**WHAT THE TASK ASKS**
Copy each line below that contains "xlabel".

**MATERIAL TO PROCESS**
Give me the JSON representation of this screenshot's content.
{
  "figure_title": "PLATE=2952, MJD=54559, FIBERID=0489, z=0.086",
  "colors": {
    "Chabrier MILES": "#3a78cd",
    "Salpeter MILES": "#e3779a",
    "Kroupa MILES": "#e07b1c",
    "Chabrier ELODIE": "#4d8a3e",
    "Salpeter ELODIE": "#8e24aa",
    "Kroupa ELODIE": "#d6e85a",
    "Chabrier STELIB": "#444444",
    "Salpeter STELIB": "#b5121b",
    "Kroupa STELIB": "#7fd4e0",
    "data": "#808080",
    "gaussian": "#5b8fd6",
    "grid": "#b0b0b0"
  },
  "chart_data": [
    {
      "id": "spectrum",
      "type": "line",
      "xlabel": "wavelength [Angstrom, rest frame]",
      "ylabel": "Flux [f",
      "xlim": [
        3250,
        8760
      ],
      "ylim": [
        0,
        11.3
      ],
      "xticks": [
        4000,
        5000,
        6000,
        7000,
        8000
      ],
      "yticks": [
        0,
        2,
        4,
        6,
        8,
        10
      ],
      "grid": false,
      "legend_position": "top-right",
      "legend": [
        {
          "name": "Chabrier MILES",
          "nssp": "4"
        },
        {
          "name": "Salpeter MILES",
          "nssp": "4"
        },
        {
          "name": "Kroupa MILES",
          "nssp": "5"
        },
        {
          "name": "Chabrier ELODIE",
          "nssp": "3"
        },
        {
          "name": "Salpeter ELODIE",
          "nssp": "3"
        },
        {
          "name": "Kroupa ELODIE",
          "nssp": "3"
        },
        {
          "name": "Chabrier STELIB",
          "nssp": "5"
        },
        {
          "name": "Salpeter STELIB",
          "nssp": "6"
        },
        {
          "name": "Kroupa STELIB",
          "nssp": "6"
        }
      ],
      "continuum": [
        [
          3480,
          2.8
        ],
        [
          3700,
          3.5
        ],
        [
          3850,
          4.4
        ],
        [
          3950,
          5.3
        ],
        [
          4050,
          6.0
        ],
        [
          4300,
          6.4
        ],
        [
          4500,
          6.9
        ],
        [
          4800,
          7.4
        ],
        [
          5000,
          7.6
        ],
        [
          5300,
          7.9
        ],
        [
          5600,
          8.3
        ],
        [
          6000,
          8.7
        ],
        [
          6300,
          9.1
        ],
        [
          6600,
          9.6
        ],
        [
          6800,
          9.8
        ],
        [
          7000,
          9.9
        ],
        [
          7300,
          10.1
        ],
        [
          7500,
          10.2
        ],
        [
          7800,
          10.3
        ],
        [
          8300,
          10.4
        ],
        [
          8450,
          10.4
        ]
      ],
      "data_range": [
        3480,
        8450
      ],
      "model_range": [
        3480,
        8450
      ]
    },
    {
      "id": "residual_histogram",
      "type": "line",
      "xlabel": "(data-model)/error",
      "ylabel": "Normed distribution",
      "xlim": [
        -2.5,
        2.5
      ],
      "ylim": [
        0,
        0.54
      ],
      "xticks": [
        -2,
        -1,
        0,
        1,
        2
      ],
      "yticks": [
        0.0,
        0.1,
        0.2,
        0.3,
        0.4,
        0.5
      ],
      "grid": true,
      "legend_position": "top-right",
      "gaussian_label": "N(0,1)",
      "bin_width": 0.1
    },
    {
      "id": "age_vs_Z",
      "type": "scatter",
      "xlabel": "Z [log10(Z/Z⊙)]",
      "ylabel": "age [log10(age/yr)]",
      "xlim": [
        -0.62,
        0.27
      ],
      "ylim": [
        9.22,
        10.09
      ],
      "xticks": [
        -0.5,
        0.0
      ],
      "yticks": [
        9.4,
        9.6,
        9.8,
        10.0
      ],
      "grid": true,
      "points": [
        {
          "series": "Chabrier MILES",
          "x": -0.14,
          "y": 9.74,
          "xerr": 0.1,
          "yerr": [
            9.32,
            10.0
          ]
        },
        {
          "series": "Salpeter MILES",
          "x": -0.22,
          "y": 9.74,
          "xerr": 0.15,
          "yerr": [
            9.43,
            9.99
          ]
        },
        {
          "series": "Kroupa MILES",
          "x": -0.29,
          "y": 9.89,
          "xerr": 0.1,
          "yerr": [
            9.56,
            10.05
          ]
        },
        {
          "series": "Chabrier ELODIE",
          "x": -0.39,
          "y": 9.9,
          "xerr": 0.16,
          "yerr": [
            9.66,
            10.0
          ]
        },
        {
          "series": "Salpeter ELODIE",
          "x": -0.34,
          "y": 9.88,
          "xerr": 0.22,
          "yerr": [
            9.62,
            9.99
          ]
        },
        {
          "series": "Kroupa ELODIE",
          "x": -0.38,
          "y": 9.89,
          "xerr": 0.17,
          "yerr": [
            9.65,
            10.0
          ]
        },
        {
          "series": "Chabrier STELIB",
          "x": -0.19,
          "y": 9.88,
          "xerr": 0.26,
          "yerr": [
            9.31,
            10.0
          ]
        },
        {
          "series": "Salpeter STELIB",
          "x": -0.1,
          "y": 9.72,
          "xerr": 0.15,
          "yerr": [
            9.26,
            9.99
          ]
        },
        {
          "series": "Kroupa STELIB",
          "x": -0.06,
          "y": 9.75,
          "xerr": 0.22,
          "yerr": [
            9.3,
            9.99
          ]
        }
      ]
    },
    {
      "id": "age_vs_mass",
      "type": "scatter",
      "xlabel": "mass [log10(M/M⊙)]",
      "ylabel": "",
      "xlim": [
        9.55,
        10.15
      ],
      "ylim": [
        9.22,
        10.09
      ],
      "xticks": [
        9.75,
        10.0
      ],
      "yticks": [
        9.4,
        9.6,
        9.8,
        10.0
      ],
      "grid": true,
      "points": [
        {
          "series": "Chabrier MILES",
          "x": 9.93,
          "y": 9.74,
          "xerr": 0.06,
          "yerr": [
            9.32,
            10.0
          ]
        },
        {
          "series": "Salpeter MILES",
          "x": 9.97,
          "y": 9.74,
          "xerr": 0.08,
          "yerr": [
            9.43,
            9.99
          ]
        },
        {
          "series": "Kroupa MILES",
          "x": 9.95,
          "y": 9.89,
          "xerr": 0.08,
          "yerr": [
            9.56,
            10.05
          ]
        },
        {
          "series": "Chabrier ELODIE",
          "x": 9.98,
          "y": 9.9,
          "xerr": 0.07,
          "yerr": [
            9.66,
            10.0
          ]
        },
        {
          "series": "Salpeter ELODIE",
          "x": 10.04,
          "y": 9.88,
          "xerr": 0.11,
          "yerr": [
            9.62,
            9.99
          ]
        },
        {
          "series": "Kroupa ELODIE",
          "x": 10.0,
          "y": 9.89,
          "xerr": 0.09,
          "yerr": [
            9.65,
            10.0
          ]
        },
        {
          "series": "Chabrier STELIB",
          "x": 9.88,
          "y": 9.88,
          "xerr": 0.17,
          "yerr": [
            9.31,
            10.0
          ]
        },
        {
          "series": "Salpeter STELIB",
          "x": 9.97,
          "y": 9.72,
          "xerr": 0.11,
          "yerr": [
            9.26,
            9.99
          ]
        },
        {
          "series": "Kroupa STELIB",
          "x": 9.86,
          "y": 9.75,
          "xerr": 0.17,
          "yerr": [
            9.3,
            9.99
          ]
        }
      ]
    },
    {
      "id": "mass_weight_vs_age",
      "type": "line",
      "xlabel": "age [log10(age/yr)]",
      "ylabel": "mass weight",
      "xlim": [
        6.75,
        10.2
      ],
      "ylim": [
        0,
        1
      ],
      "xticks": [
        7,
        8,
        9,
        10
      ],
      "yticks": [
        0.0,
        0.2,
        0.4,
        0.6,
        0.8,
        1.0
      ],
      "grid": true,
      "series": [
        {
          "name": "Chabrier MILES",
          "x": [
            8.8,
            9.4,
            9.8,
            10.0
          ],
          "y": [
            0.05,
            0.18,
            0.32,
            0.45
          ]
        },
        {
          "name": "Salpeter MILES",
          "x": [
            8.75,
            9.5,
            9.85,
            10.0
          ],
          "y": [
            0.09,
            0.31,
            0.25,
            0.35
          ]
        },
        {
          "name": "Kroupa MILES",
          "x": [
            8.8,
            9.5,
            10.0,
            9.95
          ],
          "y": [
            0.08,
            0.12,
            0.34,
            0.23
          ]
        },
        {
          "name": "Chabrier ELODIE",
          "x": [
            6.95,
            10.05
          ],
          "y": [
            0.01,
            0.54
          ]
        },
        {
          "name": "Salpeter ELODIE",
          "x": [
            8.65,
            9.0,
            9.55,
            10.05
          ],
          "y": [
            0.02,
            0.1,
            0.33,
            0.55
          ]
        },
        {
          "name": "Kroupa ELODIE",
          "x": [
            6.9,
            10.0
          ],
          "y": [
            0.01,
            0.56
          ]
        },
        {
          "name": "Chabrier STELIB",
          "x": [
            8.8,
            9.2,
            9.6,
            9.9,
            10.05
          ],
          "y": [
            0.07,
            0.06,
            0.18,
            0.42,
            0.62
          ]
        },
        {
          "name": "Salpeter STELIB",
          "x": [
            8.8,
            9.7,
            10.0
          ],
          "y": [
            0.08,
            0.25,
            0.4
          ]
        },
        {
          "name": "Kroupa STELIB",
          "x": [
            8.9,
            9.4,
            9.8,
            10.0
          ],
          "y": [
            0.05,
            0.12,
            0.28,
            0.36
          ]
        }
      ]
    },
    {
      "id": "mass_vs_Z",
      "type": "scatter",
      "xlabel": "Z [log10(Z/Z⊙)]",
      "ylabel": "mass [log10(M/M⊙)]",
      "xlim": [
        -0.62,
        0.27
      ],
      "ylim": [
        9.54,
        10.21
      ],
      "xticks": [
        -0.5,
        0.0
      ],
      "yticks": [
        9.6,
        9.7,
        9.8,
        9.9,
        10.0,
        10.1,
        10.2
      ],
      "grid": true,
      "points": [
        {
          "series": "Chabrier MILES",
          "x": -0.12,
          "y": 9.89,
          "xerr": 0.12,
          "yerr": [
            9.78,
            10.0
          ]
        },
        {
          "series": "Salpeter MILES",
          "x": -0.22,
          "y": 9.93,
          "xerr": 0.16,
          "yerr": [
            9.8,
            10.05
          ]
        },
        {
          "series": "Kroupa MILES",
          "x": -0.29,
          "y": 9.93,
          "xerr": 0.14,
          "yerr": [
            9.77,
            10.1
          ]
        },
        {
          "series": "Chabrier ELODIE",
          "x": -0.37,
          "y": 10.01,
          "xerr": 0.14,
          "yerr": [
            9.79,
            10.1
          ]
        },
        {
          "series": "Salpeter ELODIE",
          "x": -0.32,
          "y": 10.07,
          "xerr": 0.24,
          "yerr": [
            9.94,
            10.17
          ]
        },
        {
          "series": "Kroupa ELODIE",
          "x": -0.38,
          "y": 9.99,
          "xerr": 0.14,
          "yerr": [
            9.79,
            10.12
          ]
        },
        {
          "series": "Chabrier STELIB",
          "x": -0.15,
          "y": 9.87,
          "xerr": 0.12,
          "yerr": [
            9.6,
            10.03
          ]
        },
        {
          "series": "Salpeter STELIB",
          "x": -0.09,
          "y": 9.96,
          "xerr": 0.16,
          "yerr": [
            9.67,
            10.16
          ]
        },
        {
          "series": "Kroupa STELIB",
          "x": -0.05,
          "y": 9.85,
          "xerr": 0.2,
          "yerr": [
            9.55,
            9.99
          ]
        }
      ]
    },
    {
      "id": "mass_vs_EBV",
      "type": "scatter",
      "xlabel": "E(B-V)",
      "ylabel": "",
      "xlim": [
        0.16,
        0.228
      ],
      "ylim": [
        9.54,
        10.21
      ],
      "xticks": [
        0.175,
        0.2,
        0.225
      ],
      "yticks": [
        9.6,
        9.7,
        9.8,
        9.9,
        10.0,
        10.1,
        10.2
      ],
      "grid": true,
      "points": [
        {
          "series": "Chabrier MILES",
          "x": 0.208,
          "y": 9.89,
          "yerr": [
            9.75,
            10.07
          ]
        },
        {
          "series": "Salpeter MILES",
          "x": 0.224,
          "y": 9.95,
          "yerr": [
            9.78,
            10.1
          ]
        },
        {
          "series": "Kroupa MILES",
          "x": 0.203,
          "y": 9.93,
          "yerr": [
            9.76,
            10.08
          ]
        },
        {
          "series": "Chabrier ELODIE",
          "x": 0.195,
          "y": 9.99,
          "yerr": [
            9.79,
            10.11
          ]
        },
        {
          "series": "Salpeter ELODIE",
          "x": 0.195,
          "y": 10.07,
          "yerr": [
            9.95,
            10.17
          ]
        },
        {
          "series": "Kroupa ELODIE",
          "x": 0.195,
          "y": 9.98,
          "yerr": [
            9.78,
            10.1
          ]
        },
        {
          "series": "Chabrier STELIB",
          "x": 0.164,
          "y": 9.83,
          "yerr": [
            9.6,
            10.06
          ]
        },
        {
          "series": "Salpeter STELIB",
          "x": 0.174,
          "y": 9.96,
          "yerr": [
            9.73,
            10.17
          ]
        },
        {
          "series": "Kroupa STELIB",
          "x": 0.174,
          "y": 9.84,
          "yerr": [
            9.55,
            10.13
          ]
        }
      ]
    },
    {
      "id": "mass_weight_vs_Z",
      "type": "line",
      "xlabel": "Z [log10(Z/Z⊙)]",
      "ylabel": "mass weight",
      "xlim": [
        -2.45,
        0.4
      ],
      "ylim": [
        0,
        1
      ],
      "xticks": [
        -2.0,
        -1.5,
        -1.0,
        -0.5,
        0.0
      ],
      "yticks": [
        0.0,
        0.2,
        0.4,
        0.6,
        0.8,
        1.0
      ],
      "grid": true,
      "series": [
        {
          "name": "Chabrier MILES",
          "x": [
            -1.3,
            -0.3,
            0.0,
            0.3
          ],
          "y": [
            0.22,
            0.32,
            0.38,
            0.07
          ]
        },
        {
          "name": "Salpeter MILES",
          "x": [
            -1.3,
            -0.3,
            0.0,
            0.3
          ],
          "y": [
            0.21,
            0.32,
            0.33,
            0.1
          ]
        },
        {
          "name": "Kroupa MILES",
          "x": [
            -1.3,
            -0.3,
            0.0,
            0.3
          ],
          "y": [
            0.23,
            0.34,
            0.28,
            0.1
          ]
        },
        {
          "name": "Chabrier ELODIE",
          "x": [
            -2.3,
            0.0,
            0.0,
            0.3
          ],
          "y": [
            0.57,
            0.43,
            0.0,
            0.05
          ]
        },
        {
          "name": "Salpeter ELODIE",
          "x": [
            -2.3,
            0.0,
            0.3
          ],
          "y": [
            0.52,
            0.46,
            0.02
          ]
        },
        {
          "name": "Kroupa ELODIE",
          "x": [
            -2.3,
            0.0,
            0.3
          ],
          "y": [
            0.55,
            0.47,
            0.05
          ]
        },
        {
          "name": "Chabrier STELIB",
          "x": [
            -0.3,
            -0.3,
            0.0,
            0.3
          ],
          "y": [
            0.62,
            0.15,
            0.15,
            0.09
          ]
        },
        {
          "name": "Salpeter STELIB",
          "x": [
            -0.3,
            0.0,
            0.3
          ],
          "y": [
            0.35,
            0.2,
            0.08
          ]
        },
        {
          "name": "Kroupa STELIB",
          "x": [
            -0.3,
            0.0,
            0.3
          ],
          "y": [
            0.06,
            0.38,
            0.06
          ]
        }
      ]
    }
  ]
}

**THE REPLY**
      "xlabel": "wavelength [Angstrom, rest frame]",
      "xlabel": "(data-model)/error",
      "xlabel": "Z [log10(Z/Z⊙)]",
      "xlabel": "mass [log10(M/M⊙)]",
      "xlabel": "age [log10(age/yr)]",
      "xlabel": "Z [log10(Z/Z⊙)]",
      "xlabel": "E(B-V)",
      "xlabel": "Z [log10(Z/Z⊙)]",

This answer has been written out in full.